> **DIRECTIONS FOR THIS TASK**
Copy all lines below exactly as written. Leave pictures out.

§

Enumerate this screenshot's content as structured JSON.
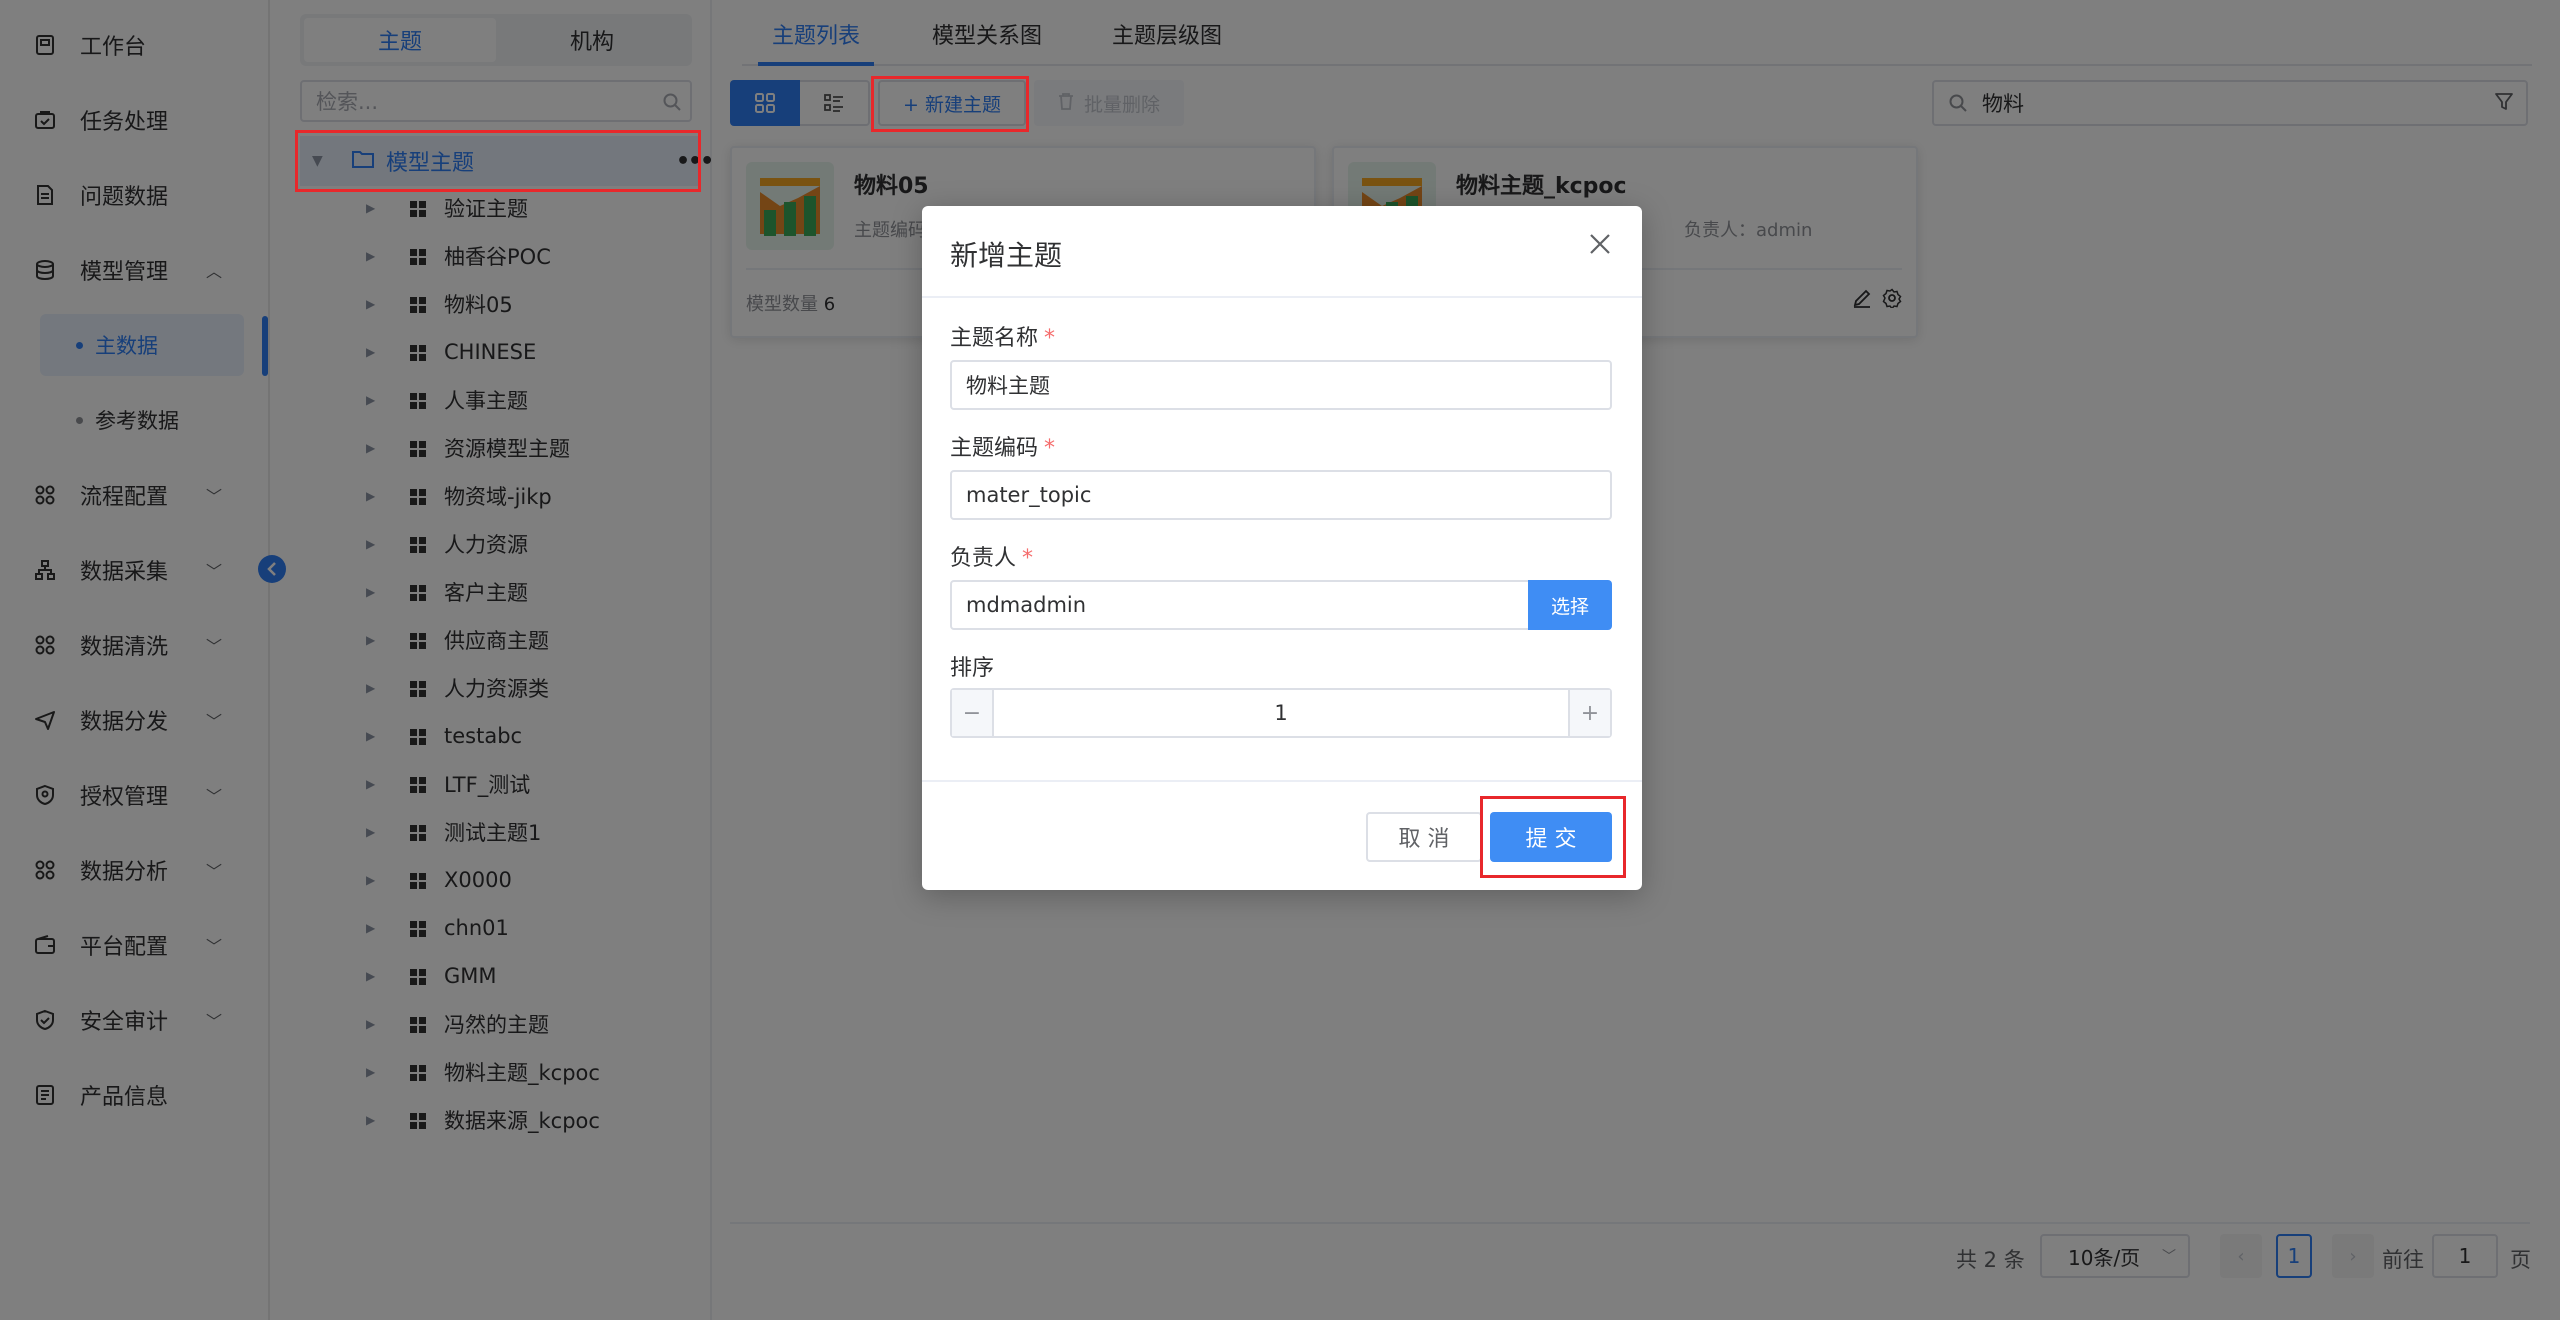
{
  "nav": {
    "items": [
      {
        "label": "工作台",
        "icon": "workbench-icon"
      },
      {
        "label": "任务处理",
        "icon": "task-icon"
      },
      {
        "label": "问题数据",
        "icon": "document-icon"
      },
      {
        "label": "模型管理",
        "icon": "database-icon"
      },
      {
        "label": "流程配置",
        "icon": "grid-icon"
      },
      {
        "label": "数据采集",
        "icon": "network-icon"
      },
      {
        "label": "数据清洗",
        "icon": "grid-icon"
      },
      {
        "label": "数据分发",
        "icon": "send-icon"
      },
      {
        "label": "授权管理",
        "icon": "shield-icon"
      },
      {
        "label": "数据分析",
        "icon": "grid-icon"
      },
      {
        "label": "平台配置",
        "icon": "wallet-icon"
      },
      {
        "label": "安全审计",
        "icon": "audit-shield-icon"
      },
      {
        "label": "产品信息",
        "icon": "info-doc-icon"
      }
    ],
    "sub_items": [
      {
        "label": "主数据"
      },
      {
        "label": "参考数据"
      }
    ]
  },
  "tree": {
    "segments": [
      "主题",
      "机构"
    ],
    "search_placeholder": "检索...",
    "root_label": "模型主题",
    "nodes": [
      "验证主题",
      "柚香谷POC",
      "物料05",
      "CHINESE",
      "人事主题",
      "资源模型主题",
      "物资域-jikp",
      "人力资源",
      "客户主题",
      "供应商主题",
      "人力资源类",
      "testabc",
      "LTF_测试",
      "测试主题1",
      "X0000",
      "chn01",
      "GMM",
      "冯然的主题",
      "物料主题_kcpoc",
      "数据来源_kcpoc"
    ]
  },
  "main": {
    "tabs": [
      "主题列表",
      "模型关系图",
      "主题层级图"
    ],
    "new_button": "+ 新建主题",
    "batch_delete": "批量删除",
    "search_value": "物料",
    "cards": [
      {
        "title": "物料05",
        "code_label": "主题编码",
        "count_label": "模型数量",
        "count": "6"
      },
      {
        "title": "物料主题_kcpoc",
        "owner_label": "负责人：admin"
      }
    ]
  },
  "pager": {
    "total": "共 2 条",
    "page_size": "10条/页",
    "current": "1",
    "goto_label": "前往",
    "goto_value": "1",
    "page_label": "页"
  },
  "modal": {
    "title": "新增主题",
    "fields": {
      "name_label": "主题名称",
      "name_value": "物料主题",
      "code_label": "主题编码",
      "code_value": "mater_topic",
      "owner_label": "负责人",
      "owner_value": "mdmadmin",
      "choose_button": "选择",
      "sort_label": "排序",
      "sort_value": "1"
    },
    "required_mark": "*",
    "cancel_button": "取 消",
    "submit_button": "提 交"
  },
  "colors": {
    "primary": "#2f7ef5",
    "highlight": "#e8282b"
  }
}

§

> **SOLUTION TO THIS TASK**
Enumerate this screenshot's content as structured JSON.
{
  "nav": {
    "items": [
      {
        "label": "工作台",
        "icon": "workbench-icon"
      },
      {
        "label": "任务处理",
        "icon": "task-icon"
      },
      {
        "label": "问题数据",
        "icon": "document-icon"
      },
      {
        "label": "模型管理",
        "icon": "database-icon"
      },
      {
        "label": "流程配置",
        "icon": "grid-icon"
      },
      {
        "label": "数据采集",
        "icon": "network-icon"
      },
      {
        "label": "数据清洗",
        "icon": "grid-icon"
      },
      {
        "label": "数据分发",
        "icon": "send-icon"
      },
      {
        "label": "授权管理",
        "icon": "shield-icon"
      },
      {
        "label": "数据分析",
        "icon": "grid-icon"
      },
      {
        "label": "平台配置",
        "icon": "wallet-icon"
      },
      {
        "label": "安全审计",
        "icon": "audit-shield-icon"
      },
      {
        "label": "产品信息",
        "icon": "info-doc-icon"
      }
    ],
    "sub_items": [
      {
        "label": "主数据"
      },
      {
        "label": "参考数据"
      }
    ]
  },
  "tree": {
    "segments": [
      "主题",
      "机构"
    ],
    "search_placeholder": "检索...",
    "root_label": "模型主题",
    "nodes": [
      "验证主题",
      "柚香谷POC",
      "物料05",
      "CHINESE",
      "人事主题",
      "资源模型主题",
      "物资域-jikp",
      "人力资源",
      "客户主题",
      "供应商主题",
      "人力资源类",
      "testabc",
      "LTF_测试",
      "测试主题1",
      "X0000",
      "chn01",
      "GMM",
      "冯然的主题",
      "物料主题_kcpoc",
      "数据来源_kcpoc"
    ]
  },
  "main": {
    "tabs": [
      "主题列表",
      "模型关系图",
      "主题层级图"
    ],
    "new_button": "+ 新建主题",
    "batch_delete": "批量删除",
    "search_value": "物料",
    "cards": [
      {
        "title": "物料05",
        "code_label": "主题编码",
        "count_label": "模型数量",
        "count": "6"
      },
      {
        "title": "物料主题_kcpoc",
        "owner_label": "负责人：admin"
      }
    ]
  },
  "pager": {
    "total": "共 2 条",
    "page_size": "10条/页",
    "current": "1",
    "goto_label": "前往",
    "goto_value": "1",
    "page_label": "页"
  },
  "modal": {
    "title": "新增主题",
    "fields": {
      "name_label": "主题名称",
      "name_value": "物料主题",
      "code_label": "主题编码",
      "code_value": "mater_topic",
      "owner_label": "负责人",
      "owner_value": "mdmadmin",
      "choose_button": "选择",
      "sort_label": "排序",
      "sort_value": "1"
    },
    "required_mark": "*",
    "cancel_button": "取 消",
    "submit_button": "提 交"
  },
  "colors": {
    "primary": "#2f7ef5",
    "highlight": "#e8282b"
  }
}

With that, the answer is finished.